What to work on
Check every line for the word "title" and state how many lines have it. Reply with the number alone.
Provided entries start
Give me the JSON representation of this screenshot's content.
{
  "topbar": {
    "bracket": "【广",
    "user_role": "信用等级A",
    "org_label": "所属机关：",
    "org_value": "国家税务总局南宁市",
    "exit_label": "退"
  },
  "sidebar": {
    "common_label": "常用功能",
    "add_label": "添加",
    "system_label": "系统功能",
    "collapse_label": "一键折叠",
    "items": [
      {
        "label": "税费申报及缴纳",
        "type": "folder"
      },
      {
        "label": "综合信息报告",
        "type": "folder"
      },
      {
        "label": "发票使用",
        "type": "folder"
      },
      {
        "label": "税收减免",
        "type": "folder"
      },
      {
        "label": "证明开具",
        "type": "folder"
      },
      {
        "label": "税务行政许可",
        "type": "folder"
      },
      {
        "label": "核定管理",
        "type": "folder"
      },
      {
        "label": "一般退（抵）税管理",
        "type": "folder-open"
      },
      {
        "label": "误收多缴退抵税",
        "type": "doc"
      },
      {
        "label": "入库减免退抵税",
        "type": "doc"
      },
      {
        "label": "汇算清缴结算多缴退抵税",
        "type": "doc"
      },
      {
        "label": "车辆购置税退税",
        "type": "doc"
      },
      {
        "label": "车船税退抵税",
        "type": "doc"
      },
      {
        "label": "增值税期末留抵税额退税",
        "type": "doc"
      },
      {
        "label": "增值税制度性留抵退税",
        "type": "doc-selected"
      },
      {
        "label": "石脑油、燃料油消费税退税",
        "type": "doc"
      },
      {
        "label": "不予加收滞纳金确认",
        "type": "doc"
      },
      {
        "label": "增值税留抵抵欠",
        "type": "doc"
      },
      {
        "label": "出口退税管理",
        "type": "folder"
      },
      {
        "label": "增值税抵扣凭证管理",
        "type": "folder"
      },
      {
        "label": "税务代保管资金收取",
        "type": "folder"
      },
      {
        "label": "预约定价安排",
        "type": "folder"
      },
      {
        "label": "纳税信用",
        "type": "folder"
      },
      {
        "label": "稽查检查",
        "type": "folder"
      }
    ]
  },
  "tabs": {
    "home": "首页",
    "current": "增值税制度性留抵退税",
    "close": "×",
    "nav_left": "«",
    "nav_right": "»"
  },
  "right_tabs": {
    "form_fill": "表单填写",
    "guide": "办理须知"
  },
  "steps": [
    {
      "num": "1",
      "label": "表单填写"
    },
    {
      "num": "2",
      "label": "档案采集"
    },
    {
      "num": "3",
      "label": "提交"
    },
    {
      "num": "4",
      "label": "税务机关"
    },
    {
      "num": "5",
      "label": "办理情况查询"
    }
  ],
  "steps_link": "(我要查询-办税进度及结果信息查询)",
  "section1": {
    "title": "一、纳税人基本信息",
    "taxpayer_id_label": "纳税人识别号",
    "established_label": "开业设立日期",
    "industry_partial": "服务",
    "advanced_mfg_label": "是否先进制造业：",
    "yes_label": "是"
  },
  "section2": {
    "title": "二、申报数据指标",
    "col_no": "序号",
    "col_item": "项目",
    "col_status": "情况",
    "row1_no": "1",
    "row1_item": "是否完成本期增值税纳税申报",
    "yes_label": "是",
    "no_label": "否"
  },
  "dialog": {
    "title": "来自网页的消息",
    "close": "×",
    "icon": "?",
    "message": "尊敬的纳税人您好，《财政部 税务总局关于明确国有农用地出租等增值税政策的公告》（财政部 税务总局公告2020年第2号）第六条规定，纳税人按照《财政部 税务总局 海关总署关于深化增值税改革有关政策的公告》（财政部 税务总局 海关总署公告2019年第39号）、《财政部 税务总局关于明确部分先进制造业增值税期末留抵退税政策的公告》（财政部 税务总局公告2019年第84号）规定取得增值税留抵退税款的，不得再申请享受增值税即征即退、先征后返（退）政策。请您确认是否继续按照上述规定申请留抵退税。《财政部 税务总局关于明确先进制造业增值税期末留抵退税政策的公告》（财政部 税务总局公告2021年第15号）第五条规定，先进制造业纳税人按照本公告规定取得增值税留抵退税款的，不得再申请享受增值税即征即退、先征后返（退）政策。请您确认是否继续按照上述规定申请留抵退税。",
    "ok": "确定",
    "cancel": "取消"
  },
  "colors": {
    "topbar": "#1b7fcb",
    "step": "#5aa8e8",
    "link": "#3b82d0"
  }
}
Provided entries end
Exercise result
3